* **Directive**
Transcribe the records below exactly.

* **Exercise input**
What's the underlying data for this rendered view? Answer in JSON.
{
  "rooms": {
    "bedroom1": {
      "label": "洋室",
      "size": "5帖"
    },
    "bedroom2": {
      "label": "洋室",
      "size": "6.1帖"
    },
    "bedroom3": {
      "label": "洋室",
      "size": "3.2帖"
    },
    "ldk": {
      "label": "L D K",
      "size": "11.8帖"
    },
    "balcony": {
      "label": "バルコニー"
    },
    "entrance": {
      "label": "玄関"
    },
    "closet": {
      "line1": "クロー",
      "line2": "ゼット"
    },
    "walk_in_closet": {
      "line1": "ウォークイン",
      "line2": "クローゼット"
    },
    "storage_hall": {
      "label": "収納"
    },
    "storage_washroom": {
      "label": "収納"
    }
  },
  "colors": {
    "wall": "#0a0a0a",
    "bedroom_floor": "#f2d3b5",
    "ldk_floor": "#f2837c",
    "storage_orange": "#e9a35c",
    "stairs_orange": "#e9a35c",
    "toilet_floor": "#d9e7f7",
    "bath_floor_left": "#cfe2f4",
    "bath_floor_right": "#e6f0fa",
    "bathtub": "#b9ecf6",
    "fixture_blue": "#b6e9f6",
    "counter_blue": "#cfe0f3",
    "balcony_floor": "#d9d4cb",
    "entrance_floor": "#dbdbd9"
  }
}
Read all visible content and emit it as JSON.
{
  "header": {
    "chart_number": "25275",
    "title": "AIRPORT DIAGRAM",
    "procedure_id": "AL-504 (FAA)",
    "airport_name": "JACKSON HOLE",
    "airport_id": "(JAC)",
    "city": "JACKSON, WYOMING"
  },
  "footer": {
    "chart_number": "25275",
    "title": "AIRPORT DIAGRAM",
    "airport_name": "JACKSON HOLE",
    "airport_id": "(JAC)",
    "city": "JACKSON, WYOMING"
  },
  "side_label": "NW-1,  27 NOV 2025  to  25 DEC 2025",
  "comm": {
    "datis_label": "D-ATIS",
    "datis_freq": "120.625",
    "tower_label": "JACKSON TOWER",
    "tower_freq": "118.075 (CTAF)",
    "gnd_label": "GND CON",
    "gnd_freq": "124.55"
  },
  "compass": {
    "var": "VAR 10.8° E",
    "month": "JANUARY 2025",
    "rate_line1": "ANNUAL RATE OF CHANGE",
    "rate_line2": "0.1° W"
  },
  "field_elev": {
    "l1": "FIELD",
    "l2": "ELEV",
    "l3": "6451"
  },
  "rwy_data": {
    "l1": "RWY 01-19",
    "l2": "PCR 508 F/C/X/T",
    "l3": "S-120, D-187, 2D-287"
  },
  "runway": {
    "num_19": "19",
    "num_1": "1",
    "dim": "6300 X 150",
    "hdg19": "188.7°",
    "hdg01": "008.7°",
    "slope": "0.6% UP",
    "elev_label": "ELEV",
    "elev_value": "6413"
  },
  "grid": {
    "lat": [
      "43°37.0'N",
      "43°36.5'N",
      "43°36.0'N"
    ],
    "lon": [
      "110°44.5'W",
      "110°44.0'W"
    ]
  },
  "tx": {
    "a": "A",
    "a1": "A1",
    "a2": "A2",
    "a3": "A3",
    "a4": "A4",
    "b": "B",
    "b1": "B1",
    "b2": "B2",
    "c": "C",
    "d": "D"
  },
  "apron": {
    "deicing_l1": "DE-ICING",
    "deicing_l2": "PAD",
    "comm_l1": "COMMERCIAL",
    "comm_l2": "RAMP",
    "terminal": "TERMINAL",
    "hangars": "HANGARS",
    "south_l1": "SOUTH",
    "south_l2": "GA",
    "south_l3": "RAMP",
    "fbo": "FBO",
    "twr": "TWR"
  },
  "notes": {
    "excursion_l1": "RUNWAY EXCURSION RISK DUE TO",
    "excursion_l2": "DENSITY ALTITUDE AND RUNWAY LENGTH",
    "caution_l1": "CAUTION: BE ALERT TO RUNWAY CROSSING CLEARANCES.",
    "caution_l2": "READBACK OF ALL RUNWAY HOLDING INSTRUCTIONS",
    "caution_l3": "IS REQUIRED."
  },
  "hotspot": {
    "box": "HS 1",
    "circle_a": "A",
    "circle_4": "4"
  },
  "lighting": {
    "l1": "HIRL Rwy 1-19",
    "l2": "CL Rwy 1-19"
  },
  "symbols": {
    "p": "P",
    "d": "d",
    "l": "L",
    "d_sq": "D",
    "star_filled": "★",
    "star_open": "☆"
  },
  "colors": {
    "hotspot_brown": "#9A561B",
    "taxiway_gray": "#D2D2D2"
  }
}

* **Result below**
What's the underlying data for this rendered view? Answer in JSON.
{
  "rooms": {
    "bedroom1": {
      "label": "洋室",
      "size": "5帖"
    },
    "bedroom2": {
      "label": "洋室",
      "size": "6.1帖"
    },
    "bedroom3": {
      "label": "洋室",
      "size": "3.2帖"
    },
    "ldk": {
      "label": "L D K",
      "size": "11.8帖"
    },
    "balcony": {
      "label": "バルコニー"
    },
    "entrance": {
      "label": "玄関"
    },
    "closet": {
      "line1": "クロー",
      "line2": "ゼット"
    },
    "walk_in_closet": {
      "line1": "ウォークイン",
      "line2": "クローゼット"
    },
    "storage_hall": {
      "label": "収納"
    },
    "storage_washroom": {
      "label": "収納"
    }
  },
  "colors": {
    "wall": "#0a0a0a",
    "bedroom_floor": "#f2d3b5",
    "ldk_floor": "#f2837c",
    "storage_orange": "#e9a35c",
    "stairs_orange": "#e9a35c",
    "toilet_floor": "#d9e7f7",
    "bath_floor_left": "#cfe2f4",
    "bath_floor_right": "#e6f0fa",
    "bathtub": "#b9ecf6",
    "fixture_blue": "#b6e9f6",
    "counter_blue": "#cfe0f3",
    "balcony_floor": "#d9d4cb",
    "entrance_floor": "#dbdbd9"
  }
}
Read all visible content and emit it as JSON.
{
  "header": {
    "chart_number": "25275",
    "title": "AIRPORT DIAGRAM",
    "procedure_id": "AL-504 (FAA)",
    "airport_name": "JACKSON HOLE",
    "airport_id": "(JAC)",
    "city": "JACKSON, WYOMING"
  },
  "footer": {
    "chart_number": "25275",
    "title": "AIRPORT DIAGRAM",
    "airport_name": "JACKSON HOLE",
    "airport_id": "(JAC)",
    "city": "JACKSON, WYOMING"
  },
  "side_label": "NW-1,  27 NOV 2025  to  25 DEC 2025",
  "comm": {
    "datis_label": "D-ATIS",
    "datis_freq": "120.625",
    "tower_label": "JACKSON TOWER",
    "tower_freq": "118.075 (CTAF)",
    "gnd_label": "GND CON",
    "gnd_freq": "124.55"
  },
  "compass": {
    "var": "VAR 10.8° E",
    "month": "JANUARY 2025",
    "rate_line1": "ANNUAL RATE OF CHANGE",
    "rate_line2": "0.1° W"
  },
  "field_elev": {
    "l1": "FIELD",
    "l2": "ELEV",
    "l3": "6451"
  },
  "rwy_data": {
    "l1": "RWY 01-19",
    "l2": "PCR 508 F/C/X/T",
    "l3": "S-120, D-187, 2D-287"
  },
  "runway": {
    "num_19": "19",
    "num_1": "1",
    "dim": "6300 X 150",
    "hdg19": "188.7°",
    "hdg01": "008.7°",
    "slope": "0.6% UP",
    "elev_label": "ELEV",
    "elev_value": "6413"
  },
  "grid": {
    "lat": [
      "43°37.0'N",
      "43°36.5'N",
      "43°36.0'N"
    ],
    "lon": [
      "110°44.5'W",
      "110°44.0'W"
    ]
  },
  "tx": {
    "a": "A",
    "a1": "A1",
    "a2": "A2",
    "a3": "A3",
    "a4": "A4",
    "b": "B",
    "b1": "B1",
    "b2": "B2",
    "c": "C",
    "d": "D"
  },
  "apron": {
    "deicing_l1": "DE-ICING",
    "deicing_l2": "PAD",
    "comm_l1": "COMMERCIAL",
    "comm_l2": "RAMP",
    "terminal": "TERMINAL",
    "hangars": "HANGARS",
    "south_l1": "SOUTH",
    "south_l2": "GA",
    "south_l3": "RAMP",
    "fbo": "FBO",
    "twr": "TWR"
  },
  "notes": {
    "excursion_l1": "RUNWAY EXCURSION RISK DUE TO",
    "excursion_l2": "DENSITY ALTITUDE AND RUNWAY LENGTH",
    "caution_l1": "CAUTION: BE ALERT TO RUNWAY CROSSING CLEARANCES.",
    "caution_l2": "READBACK OF ALL RUNWAY HOLDING INSTRUCTIONS",
    "caution_l3": "IS REQUIRED."
  },
  "hotspot": {
    "box": "HS 1",
    "circle_a": "A",
    "circle_4": "4"
  },
  "lighting": {
    "l1": "HIRL Rwy 1-19",
    "l2": "CL Rwy 1-19"
  },
  "symbols": {
    "p": "P",
    "d": "d",
    "l": "L",
    "d_sq": "D",
    "star_filled": "★",
    "star_open": "☆"
  },
  "colors": {
    "hotspot_brown": "#9A561B",
    "taxiway_gray": "#D2D2D2"
  }
}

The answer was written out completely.